• [TEXTO PARA LEER]
▼

Debo de ser una de las pocas personas a las que fascina una noticia de hace apenas unos días: el 15 de octubre se confirmaba que la iglesia ortodoxa rusa rompe sus lazos con el patriarcado de Constantinopla. ¡Un cisma nada menos! ¡A estas alturas! ¡Y por unos motivos nada teológicos! A todo el mundo que conozco le importa un pito lo que ocurra con la iglesia ortodoxa, pero yo estaba de lo más emocionado. ¡Es como retroceder mil años! A 1054 para ser exactos, porque este cisma tiene bastante en común con el que separó a las iglesias católica y ortodoxa.

El caso es que cuando se habla de cisma lo primero que viene a la mente es la aparición del protestantismo, en el siglo XVI. Pero el protestantismo no se limita a asuntos de disciplina sino que entra de lleno en cuestiones teológicas como la de la salvación por la fe o el valor de los sacramentos. En el caso del reciente cisma ruso las cuestiones teológicas son inexistentes, y de ahí mi referencia a 1054, donde el cristianismo se dividió como consecuencia de una disputa menor.

▲

• [TAREAS Y EJERCICIOS]
**a)** Reescribe de forma más breve el párrafo del texto sobre el cisma que empieza con «El caso es que cuando se habla de cisma», conservando sus datos principales.
**b)** Prosigue el texto sobre el cisma a partir de su última oración.

• [LÍNEAS DE DATOS]
▼

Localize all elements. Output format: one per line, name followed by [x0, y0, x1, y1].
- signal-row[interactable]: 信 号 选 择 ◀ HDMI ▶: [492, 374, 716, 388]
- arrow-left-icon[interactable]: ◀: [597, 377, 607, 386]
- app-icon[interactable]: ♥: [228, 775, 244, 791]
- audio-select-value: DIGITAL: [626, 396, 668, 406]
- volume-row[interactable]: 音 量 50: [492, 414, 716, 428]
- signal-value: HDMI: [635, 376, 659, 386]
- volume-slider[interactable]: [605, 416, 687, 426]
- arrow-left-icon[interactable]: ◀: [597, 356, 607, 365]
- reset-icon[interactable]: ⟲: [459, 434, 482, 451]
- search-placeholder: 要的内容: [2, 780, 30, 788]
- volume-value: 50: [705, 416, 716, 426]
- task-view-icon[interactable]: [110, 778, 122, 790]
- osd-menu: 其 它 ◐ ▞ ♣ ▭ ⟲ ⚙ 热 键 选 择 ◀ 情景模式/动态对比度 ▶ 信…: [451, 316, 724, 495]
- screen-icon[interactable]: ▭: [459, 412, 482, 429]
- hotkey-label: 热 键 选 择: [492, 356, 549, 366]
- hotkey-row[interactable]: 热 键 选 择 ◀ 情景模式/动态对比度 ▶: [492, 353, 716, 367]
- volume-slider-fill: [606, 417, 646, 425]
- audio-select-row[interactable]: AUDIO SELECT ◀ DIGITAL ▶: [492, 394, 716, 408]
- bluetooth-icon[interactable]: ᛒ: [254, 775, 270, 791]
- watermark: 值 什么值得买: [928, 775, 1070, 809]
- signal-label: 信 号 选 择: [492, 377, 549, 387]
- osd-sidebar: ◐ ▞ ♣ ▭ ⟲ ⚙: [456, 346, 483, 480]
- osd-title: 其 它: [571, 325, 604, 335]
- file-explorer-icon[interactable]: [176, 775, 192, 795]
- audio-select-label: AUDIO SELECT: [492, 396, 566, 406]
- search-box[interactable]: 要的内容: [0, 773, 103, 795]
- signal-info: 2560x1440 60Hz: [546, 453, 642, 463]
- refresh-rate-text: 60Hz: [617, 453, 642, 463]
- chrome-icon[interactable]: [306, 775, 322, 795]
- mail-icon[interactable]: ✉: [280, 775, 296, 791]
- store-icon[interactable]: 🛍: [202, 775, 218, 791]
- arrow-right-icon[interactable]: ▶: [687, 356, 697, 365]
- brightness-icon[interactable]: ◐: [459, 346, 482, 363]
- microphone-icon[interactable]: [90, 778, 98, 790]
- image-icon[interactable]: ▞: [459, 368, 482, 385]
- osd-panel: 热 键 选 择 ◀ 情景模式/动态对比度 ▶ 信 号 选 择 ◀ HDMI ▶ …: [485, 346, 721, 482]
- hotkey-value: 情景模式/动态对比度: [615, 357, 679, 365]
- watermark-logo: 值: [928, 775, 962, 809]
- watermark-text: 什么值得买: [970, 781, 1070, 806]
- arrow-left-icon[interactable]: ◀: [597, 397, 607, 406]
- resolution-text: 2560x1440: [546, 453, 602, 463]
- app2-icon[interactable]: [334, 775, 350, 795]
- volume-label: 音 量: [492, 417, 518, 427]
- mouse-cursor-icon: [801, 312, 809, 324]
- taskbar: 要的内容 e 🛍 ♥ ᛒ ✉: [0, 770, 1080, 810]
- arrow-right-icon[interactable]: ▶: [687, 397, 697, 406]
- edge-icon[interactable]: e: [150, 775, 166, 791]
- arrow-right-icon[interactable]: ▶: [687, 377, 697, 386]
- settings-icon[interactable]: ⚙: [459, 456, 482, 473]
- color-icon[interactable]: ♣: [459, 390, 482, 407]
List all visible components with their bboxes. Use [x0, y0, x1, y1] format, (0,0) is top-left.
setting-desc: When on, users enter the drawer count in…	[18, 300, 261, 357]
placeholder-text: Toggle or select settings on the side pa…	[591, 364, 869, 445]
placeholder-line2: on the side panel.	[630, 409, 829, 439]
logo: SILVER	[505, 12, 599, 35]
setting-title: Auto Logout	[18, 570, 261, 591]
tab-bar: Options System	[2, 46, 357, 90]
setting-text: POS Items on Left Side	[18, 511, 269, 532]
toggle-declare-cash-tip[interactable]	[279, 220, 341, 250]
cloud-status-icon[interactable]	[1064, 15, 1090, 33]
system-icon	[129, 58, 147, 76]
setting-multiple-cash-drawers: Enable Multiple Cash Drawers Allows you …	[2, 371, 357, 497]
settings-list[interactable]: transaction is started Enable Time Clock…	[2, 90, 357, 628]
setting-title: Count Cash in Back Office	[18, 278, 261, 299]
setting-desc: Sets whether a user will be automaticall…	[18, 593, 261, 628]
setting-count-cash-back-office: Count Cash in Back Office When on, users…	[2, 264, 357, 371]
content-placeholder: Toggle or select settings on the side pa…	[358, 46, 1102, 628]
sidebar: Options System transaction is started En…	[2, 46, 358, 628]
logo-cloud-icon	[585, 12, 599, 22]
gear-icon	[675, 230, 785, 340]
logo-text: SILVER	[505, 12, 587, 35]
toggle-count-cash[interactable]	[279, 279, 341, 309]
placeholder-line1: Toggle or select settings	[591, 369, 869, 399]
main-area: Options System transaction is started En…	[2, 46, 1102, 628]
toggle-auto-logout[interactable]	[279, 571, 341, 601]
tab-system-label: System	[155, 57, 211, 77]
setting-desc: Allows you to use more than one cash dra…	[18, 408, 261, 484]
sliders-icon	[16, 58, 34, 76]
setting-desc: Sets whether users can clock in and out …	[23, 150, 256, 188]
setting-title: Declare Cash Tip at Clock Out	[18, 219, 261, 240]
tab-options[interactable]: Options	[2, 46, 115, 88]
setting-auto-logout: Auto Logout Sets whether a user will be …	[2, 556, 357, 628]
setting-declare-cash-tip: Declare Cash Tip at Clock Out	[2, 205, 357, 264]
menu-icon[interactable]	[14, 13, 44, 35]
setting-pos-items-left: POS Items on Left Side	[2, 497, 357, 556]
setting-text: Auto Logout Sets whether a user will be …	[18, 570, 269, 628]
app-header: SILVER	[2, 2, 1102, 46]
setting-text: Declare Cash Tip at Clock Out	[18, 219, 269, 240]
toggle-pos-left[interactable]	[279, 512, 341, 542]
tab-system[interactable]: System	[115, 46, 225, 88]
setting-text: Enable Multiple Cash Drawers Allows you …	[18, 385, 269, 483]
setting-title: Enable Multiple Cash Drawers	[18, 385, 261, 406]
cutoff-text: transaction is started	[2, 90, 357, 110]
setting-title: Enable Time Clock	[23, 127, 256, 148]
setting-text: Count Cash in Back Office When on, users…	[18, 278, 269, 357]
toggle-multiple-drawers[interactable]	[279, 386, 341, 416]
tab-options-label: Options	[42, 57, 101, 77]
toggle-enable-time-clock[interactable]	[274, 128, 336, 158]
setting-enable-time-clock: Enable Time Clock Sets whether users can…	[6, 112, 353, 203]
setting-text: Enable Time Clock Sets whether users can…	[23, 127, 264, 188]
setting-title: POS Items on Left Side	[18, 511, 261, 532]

▲

• [RESULTADOS DEL EJERCICIO]
**a)** Al hablar de cisma se piensa primero en el protestantismo del siglo XVI. Este no se limita a la disciplina: aborda cuestiones teológicas como la salvación por la fe o el valor de los sacramentos. El reciente cisma ruso, en cambio, no tiene cuestiones teológicas, como ocurrió en 1054, cuando el cristianismo se dividió por una disputa menor.

**b)**
Por aquel entonces, Roma y Constantinopla ya habían tenido algunos encontronazos, como los roces provocados por la querella iconoclasta, e incluso un amago de cisma en el siglo IX; pero los problemas que de verdad enfrentaban a las dos iglesias, occidental y oriental, no eran doctrinales. El problema era que mientras el Imperio Romano desaparecía de Occidente, abatido por las invasiones bárbaras, se mantenía vivo en Oriente. Por ese motivo Constantinopla, la Nueva Roma, no tenía motivos para considerarse inferior a la Vieja Roma. Más aún, Constantinopla seguía siendo la capital del Imperio Romano. Sí es cierto que se concedía una primacía al obispo de Roma, pero era una cuestión fundamentalmente honorífica: al fin y al cabo Roma había visto predicar a San Pedro y a San Pablo. Su obispo, su jefe espiritual, podía considerarse como el primero entre iguales, pero nada más.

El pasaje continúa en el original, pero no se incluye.